◆ **Work required**
Show every line containing "ylabel" by copying it.

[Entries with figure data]
•••••
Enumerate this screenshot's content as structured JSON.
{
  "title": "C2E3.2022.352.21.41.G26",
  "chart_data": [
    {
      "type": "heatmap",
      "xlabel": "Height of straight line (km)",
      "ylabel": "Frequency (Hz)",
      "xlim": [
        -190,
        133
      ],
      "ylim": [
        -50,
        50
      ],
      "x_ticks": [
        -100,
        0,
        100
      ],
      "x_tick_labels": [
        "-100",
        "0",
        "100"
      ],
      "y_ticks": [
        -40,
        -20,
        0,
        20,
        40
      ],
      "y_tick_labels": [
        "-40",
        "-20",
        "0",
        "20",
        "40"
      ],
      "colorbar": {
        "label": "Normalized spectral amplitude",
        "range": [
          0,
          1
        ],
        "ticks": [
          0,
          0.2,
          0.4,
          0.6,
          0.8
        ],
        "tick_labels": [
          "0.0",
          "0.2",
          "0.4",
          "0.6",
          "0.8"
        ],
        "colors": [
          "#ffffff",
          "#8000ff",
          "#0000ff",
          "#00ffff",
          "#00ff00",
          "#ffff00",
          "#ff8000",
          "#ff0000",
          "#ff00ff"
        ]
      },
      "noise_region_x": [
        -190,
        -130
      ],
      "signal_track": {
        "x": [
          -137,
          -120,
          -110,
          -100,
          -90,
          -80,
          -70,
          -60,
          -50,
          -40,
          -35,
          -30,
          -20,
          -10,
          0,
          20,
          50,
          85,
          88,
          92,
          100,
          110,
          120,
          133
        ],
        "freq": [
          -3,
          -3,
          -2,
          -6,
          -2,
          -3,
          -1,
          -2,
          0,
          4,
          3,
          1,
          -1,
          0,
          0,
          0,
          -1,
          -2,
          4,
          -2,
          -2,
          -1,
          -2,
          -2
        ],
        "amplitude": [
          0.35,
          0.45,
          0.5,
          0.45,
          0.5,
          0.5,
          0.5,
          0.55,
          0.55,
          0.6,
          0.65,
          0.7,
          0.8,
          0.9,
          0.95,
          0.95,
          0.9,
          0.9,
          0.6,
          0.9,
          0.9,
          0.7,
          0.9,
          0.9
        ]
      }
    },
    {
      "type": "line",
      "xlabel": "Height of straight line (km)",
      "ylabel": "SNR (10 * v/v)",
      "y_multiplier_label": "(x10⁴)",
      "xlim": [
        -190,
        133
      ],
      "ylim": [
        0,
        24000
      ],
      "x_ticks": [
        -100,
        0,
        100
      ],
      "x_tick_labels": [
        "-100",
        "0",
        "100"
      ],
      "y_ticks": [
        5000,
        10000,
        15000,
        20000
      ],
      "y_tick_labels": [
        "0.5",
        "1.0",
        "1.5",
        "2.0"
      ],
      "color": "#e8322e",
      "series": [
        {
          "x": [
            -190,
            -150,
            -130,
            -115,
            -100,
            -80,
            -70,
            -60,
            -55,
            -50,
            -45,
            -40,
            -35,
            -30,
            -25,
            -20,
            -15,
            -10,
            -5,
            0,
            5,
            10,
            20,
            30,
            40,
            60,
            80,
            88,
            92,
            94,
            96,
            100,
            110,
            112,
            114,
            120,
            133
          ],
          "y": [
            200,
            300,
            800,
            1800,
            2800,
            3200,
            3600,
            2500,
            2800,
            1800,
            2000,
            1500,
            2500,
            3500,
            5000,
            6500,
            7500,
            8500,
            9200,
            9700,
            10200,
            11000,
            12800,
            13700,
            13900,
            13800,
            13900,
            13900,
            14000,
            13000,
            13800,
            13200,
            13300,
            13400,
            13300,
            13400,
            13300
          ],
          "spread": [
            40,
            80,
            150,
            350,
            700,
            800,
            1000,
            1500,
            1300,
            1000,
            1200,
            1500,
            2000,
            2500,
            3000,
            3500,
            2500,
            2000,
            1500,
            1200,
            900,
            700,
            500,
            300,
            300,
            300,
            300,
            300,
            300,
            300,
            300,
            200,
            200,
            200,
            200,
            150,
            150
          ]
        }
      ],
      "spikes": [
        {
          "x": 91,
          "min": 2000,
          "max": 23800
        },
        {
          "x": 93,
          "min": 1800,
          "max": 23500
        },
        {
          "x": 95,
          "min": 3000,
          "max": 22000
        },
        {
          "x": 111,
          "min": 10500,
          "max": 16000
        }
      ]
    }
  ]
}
•••••
◆ **Correct answer**
      "ylabel": "Frequency (Hz)",
      "ylabel": "SNR (10 * v/v)",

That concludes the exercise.